━━ Data lines

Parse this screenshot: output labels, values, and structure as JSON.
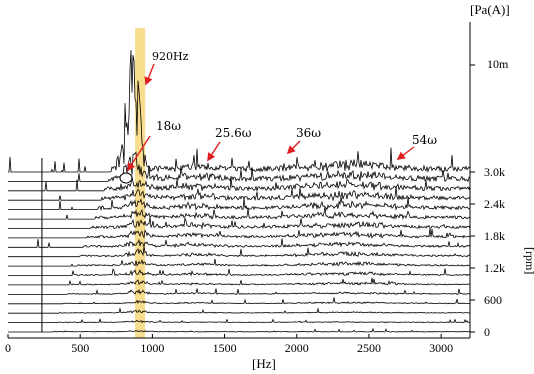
{
  "chart_data": {
    "type": "line",
    "subtype": "waterfall-spectrum",
    "xlabel": "[Hz]",
    "ylabel_right_top": "[Pa(A)]",
    "ylabel_right_side": "[rpm]",
    "xlim": [
      0,
      3200
    ],
    "x_ticks": [
      0,
      500,
      1000,
      1500,
      2000,
      2500,
      3000
    ],
    "x_tick_labels": [
      "0",
      "500",
      "1000",
      "1500",
      "2000",
      "2500",
      "3000"
    ],
    "rpm_ticks": [
      0,
      600,
      1200,
      1800,
      2400,
      3000
    ],
    "rpm_tick_labels": [
      "0",
      "600",
      "1.2k",
      "1.8k",
      "2.4k",
      "3.0k"
    ],
    "amplitude_tick_label": "10m",
    "trace_count": 18,
    "highlight_band_hz": [
      880,
      950
    ],
    "highlight_color": "#f7d77a",
    "annotations": [
      {
        "text": "920Hz",
        "x_hz": 920
      },
      {
        "text": "18ω",
        "x_hz": 830
      },
      {
        "text": "25.6ω",
        "x_hz": 1380
      },
      {
        "text": "36ω",
        "x_hz": 1900
      },
      {
        "text": "54ω",
        "x_hz": 2690
      }
    ],
    "arrow_color": "#e02020",
    "line_color": "#000000"
  }
}
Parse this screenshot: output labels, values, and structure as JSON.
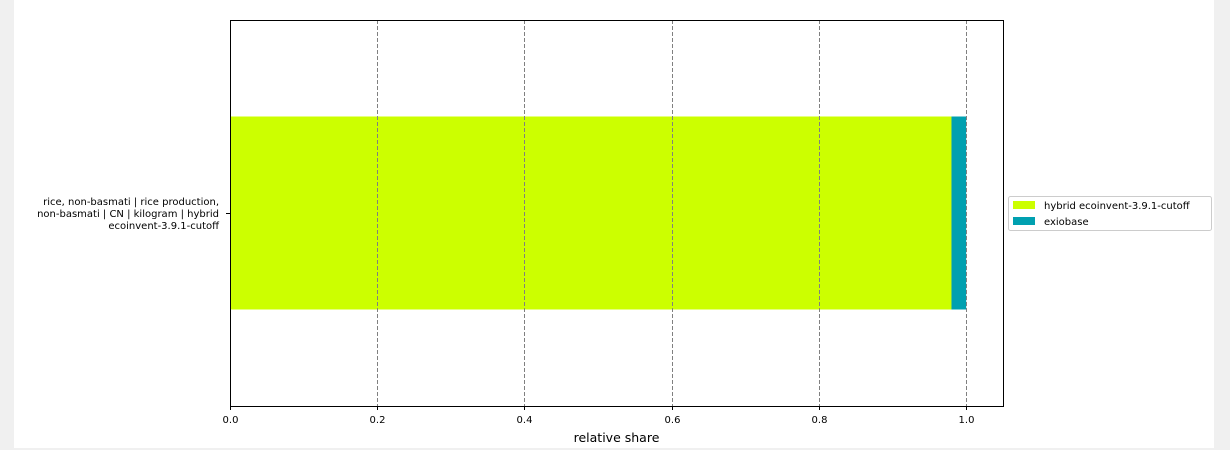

━━━━

Leave out the pictures and copy every record above exactly.

Parse this screenshot: output labels, values, and structure as JSON.
{
  "chart_data": {
    "type": "line",
    "subtype": "waterfall-spectrum",
    "xlabel": "[Hz]",
    "ylabel_right_top": "[Pa(A)]",
    "ylabel_right_side": "[rpm]",
    "xlim": [
      0,
      3200
    ],
    "x_ticks": [
      0,
      500,
      1000,
      1500,
      2000,
      2500,
      3000
    ],
    "x_tick_labels": [
      "0",
      "500",
      "1000",
      "1500",
      "2000",
      "2500",
      "3000"
    ],
    "rpm_ticks": [
      0,
      600,
      1200,
      1800,
      2400,
      3000
    ],
    "rpm_tick_labels": [
      "0",
      "600",
      "1.2k",
      "1.8k",
      "2.4k",
      "3.0k"
    ],
    "amplitude_tick_label": "10m",
    "trace_count": 18,
    "highlight_band_hz": [
      880,
      950
    ],
    "highlight_color": "#f7d77a",
    "annotations": [
      {
        "text": "920Hz",
        "x_hz": 920
      },
      {
        "text": "18ω",
        "x_hz": 830
      },
      {
        "text": "25.6ω",
        "x_hz": 1380
      },
      {
        "text": "36ω",
        "x_hz": 1900
      },
      {
        "text": "54ω",
        "x_hz": 2690
      }
    ],
    "arrow_color": "#e02020",
    "line_color": "#000000"
  }
}
Parse this screenshot: output labels, values, and structure as JSON.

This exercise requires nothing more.